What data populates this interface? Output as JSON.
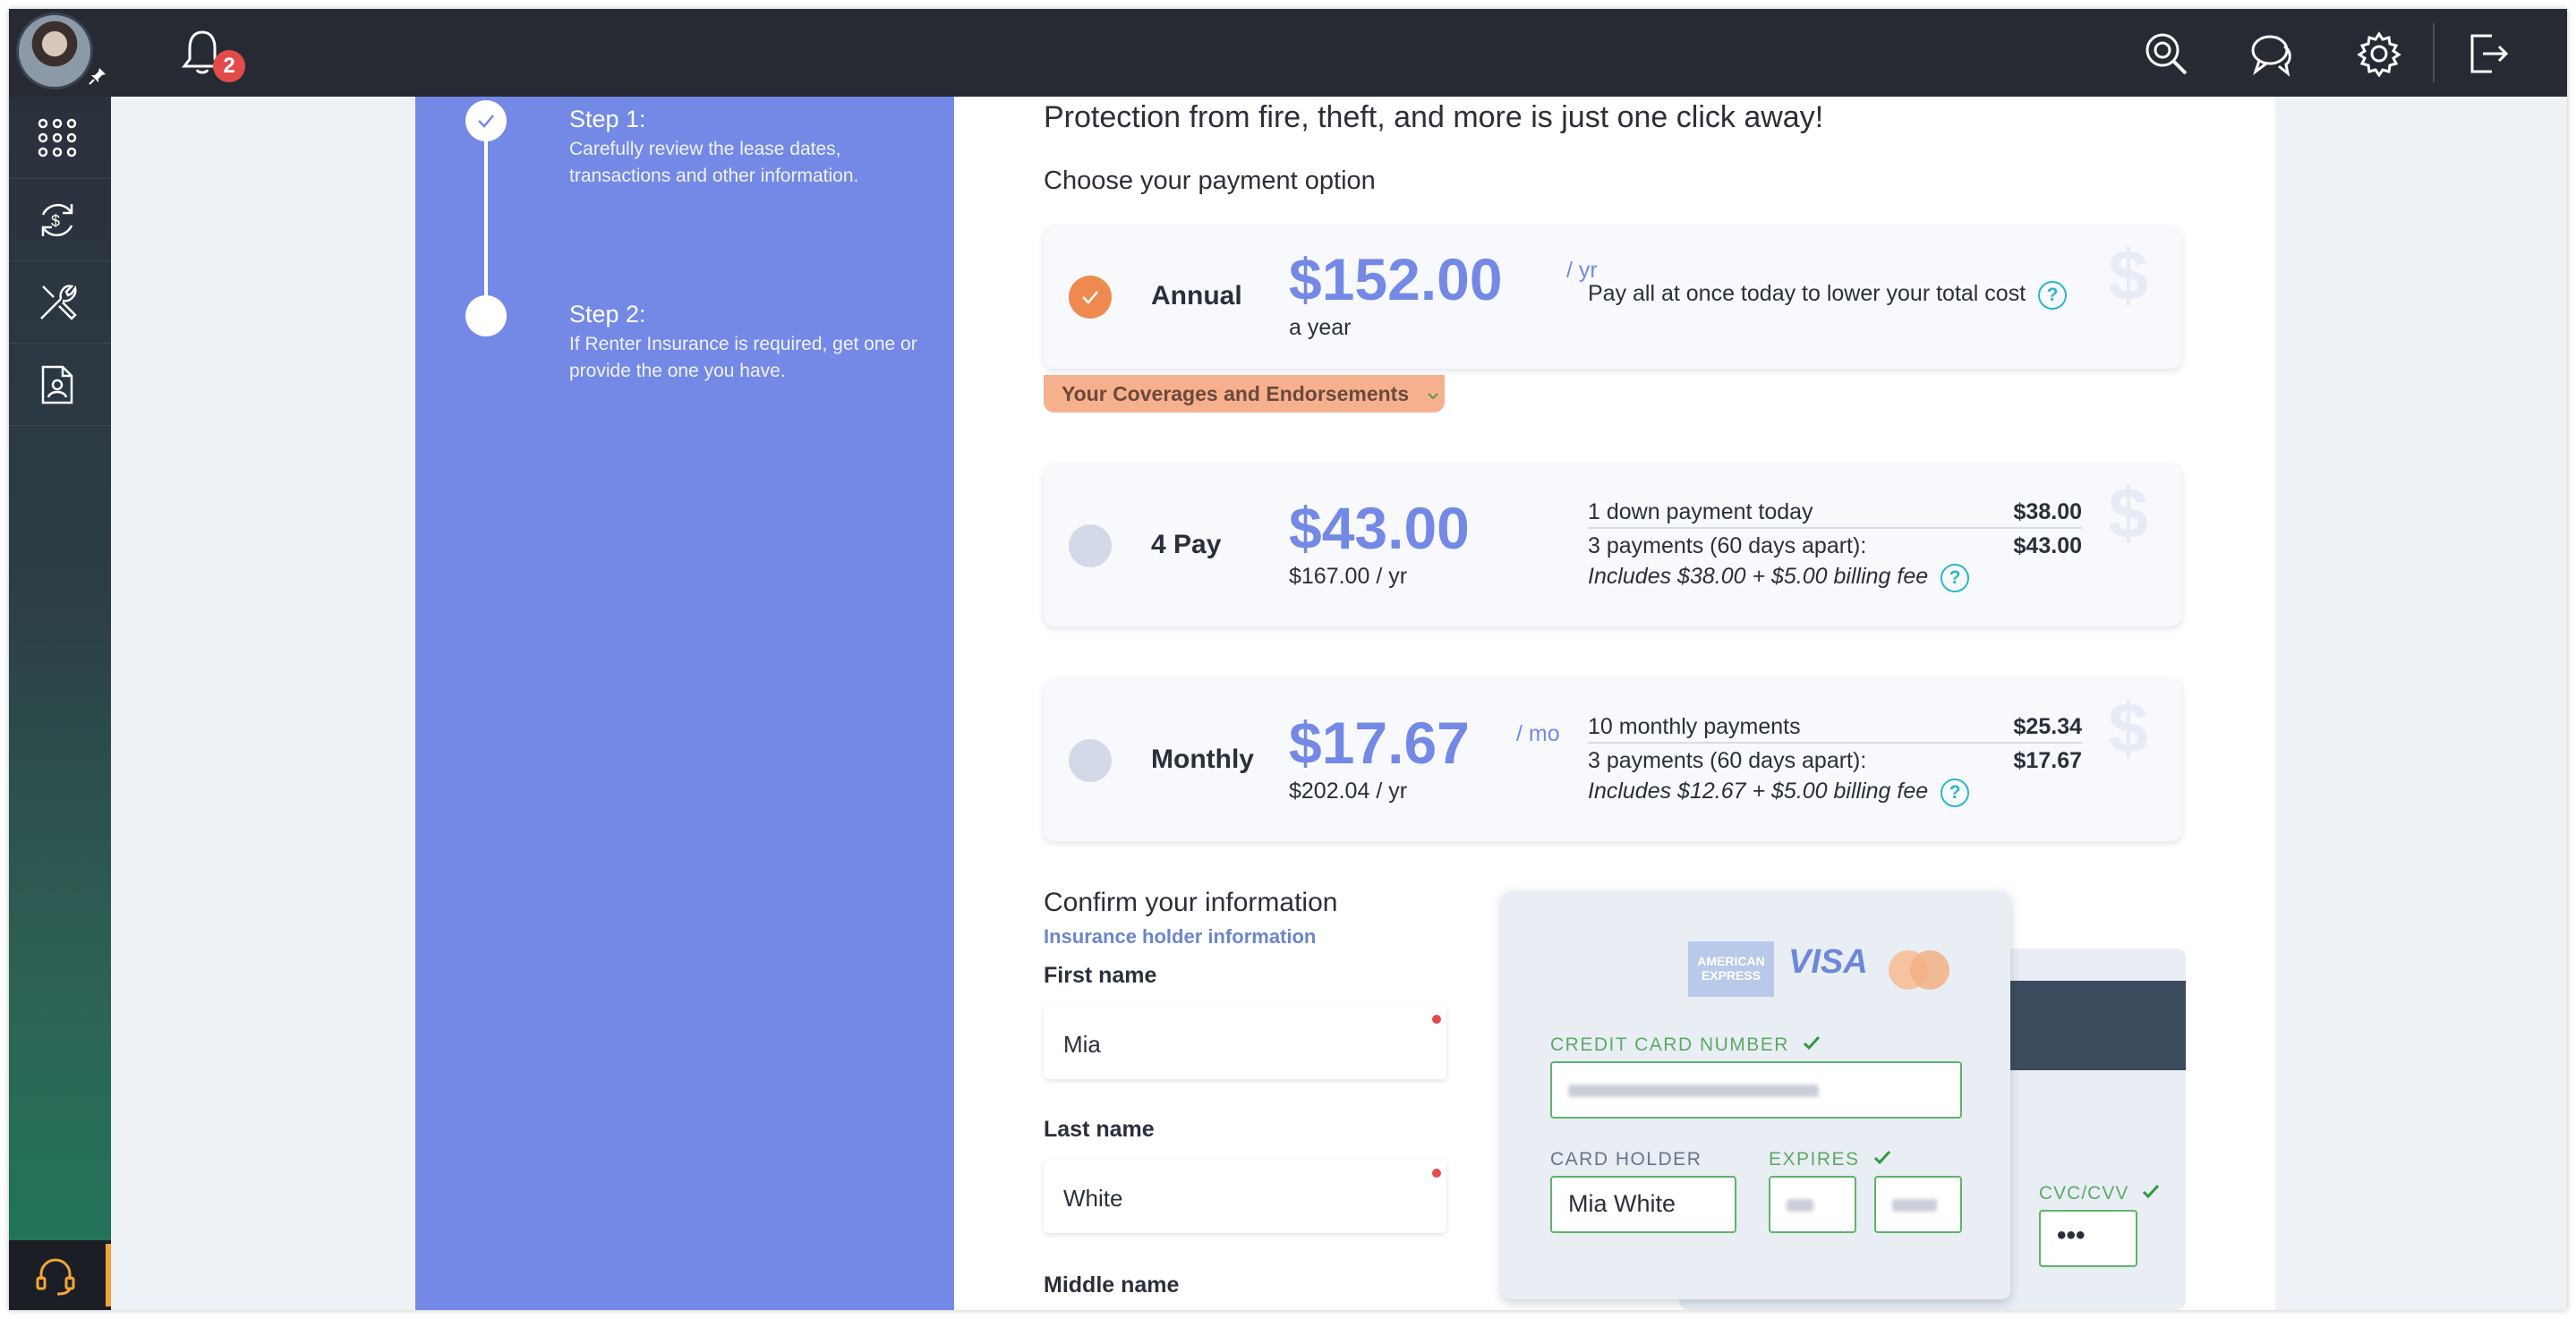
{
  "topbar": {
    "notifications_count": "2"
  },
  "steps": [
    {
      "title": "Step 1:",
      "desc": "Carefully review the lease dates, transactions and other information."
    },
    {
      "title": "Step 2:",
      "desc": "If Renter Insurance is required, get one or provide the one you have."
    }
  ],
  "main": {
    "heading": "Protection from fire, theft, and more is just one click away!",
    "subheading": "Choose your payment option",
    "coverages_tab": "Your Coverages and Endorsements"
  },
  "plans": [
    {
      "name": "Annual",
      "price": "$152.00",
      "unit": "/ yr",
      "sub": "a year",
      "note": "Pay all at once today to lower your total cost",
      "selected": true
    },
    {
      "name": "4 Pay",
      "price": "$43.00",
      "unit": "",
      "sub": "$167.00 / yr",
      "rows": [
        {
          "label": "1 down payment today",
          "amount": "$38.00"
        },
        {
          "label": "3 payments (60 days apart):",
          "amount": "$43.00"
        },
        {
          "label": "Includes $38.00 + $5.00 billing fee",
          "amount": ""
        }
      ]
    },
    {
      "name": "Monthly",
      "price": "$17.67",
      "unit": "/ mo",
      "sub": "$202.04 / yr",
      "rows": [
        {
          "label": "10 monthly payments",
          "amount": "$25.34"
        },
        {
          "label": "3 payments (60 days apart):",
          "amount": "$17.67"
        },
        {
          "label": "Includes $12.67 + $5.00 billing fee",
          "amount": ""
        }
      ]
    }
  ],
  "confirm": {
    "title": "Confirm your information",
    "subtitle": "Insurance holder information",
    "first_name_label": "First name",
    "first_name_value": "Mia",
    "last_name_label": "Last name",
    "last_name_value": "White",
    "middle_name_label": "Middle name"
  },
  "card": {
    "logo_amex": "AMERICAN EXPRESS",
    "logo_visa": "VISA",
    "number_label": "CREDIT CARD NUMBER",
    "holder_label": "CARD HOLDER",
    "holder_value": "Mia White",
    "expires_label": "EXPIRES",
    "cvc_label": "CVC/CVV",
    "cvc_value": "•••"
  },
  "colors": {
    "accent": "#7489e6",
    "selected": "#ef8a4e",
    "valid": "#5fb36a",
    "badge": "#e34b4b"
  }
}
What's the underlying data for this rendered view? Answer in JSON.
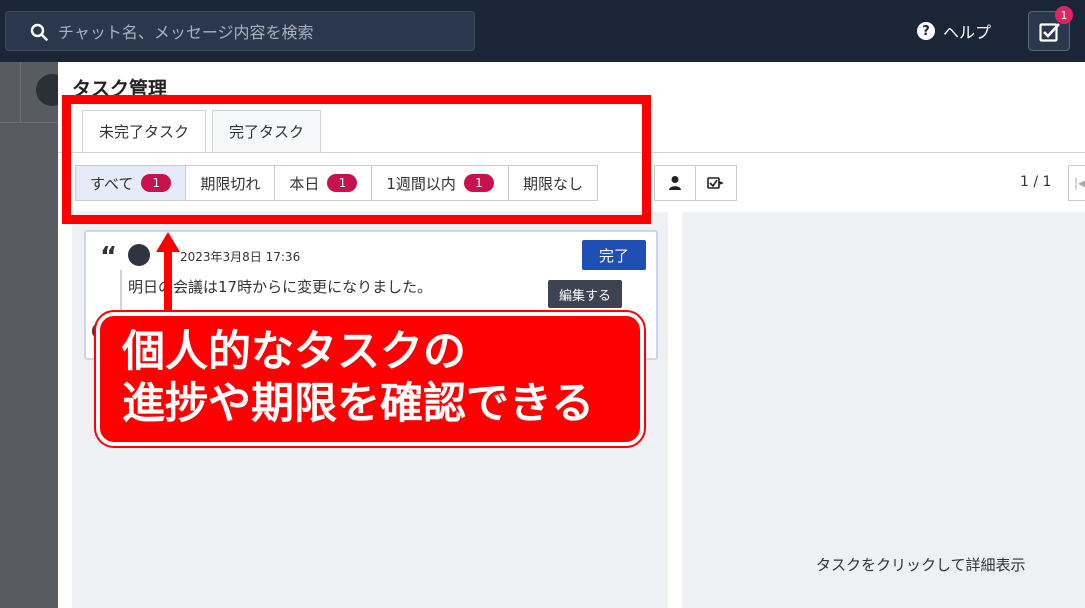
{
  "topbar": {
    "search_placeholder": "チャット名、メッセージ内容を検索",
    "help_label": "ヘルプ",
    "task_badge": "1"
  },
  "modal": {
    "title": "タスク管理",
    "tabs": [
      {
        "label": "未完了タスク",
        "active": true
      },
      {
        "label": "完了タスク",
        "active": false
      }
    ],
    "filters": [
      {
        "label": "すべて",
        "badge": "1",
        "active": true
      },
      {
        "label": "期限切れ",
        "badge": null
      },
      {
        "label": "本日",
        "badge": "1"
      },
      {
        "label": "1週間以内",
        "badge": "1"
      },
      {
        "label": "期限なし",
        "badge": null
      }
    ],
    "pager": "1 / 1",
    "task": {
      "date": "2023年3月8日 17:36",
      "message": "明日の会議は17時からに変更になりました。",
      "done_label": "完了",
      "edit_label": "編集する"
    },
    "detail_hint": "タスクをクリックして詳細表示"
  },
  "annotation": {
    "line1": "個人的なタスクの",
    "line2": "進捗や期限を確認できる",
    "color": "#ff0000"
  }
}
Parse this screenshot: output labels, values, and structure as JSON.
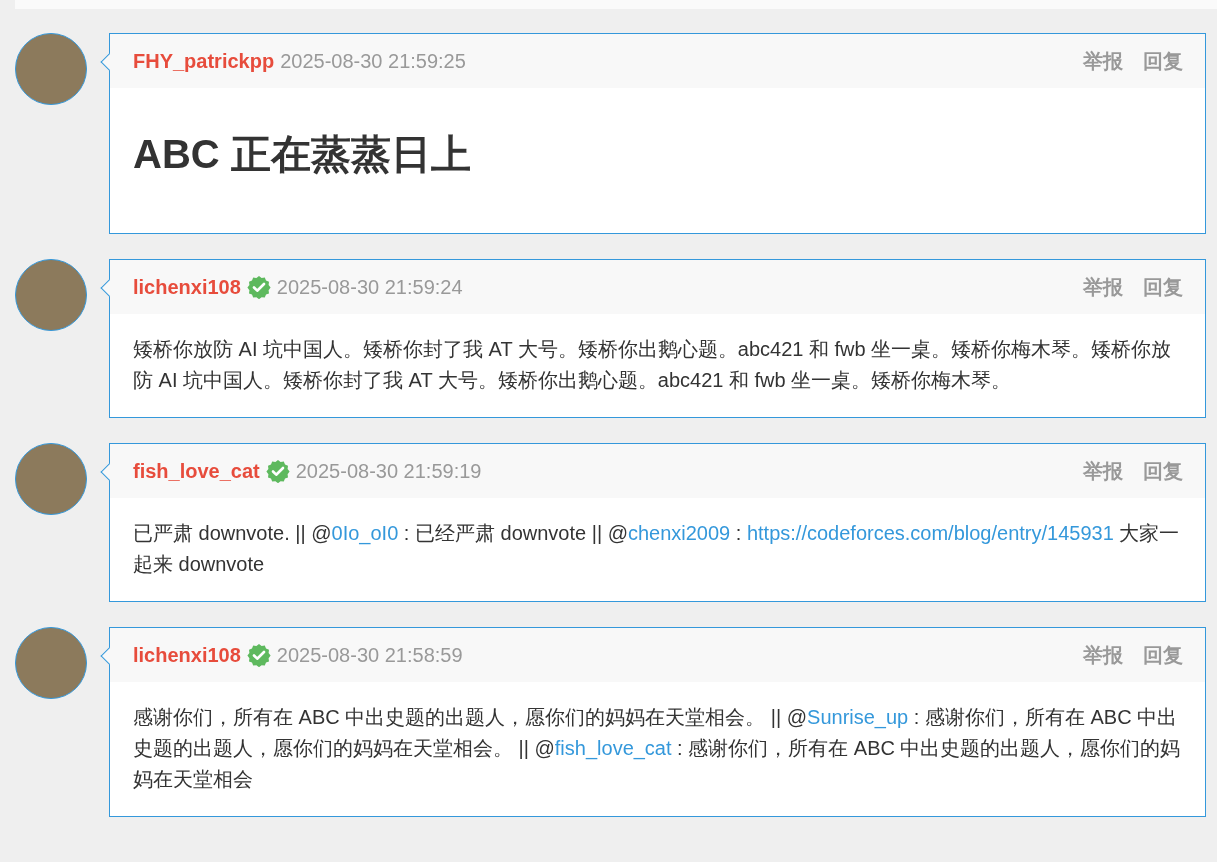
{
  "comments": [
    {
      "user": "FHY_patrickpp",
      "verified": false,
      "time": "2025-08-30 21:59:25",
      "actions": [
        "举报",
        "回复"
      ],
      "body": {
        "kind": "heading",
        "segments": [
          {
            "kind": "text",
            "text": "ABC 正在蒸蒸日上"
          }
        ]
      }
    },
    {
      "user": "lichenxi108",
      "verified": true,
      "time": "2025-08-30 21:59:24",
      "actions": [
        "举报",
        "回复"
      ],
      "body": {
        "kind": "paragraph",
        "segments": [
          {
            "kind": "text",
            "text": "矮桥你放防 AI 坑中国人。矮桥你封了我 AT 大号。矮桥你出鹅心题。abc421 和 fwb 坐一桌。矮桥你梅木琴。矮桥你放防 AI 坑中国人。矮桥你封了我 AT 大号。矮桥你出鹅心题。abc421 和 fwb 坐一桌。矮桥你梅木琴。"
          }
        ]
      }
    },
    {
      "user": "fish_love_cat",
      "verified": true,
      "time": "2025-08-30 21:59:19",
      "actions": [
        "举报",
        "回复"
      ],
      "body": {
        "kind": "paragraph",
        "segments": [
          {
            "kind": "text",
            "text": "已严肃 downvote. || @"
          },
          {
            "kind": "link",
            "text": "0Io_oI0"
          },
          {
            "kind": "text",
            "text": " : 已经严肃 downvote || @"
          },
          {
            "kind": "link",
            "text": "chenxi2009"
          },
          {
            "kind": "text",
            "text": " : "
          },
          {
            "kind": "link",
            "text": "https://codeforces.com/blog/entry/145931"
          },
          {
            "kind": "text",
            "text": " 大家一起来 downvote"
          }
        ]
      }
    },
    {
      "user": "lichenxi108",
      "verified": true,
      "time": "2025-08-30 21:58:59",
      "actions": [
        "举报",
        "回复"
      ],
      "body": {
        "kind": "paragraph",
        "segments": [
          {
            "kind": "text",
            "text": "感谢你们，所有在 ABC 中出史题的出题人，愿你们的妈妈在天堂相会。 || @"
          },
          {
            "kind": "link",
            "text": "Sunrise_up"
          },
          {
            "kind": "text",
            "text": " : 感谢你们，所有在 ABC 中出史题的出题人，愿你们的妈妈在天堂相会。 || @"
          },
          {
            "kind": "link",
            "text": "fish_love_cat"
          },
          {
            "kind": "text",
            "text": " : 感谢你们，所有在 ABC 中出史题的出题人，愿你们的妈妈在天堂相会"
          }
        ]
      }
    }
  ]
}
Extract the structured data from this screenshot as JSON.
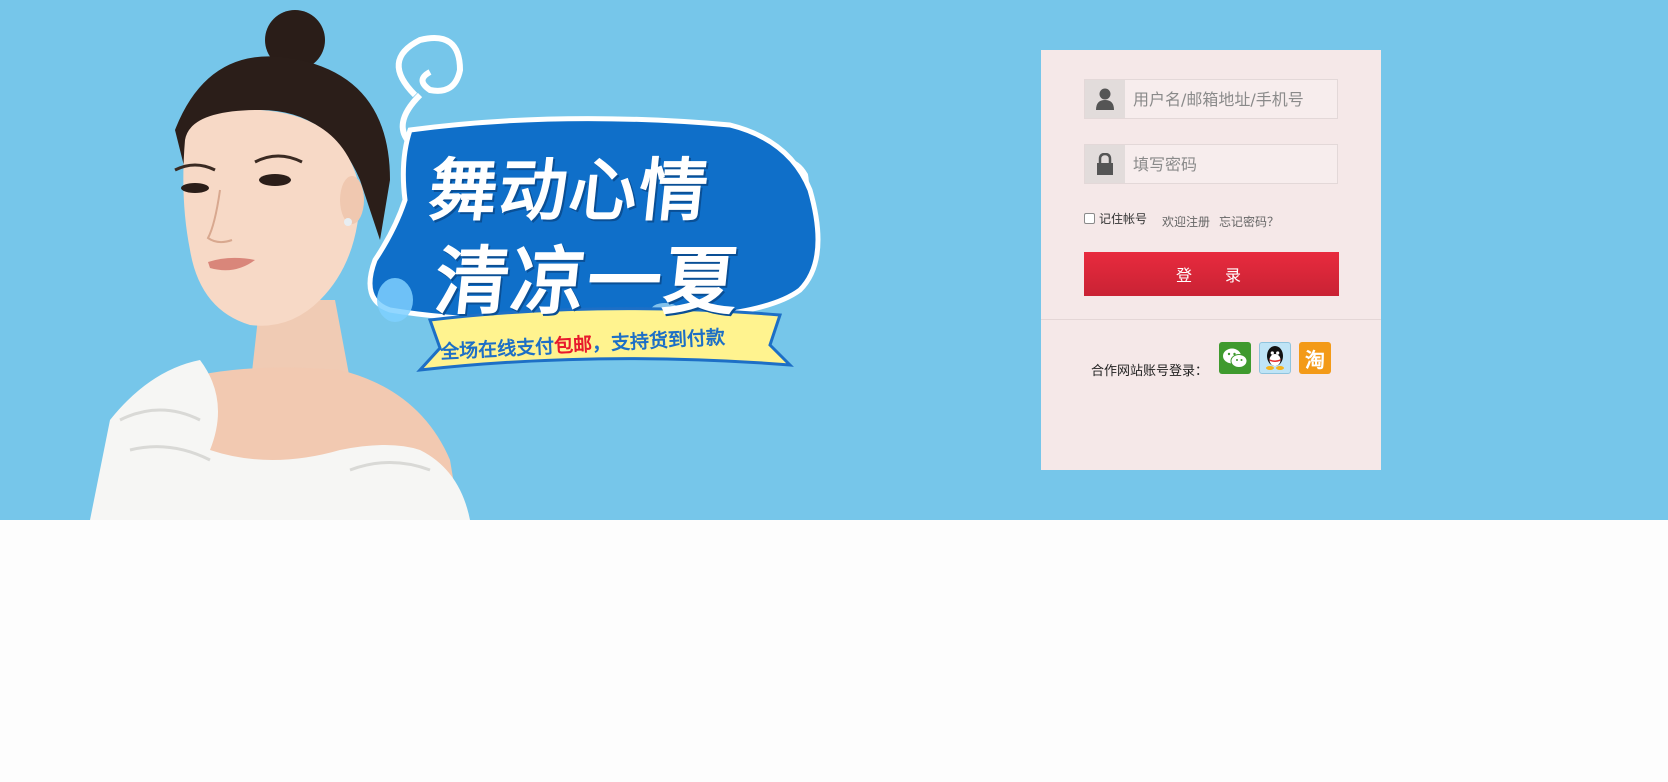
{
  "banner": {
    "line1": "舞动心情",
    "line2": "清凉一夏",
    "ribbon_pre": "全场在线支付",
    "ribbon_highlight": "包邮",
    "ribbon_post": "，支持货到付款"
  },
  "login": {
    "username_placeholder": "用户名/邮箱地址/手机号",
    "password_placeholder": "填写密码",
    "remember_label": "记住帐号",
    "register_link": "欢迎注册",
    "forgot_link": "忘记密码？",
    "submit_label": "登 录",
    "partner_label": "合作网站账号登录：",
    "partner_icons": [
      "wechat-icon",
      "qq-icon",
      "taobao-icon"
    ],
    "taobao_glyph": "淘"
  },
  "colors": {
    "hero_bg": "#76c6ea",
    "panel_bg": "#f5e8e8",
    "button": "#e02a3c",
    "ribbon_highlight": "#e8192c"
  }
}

SET TASK
Report how many lines of the records above contain the word "中出史题的出题人", and give only that number.

RESULT OF THE TASK
3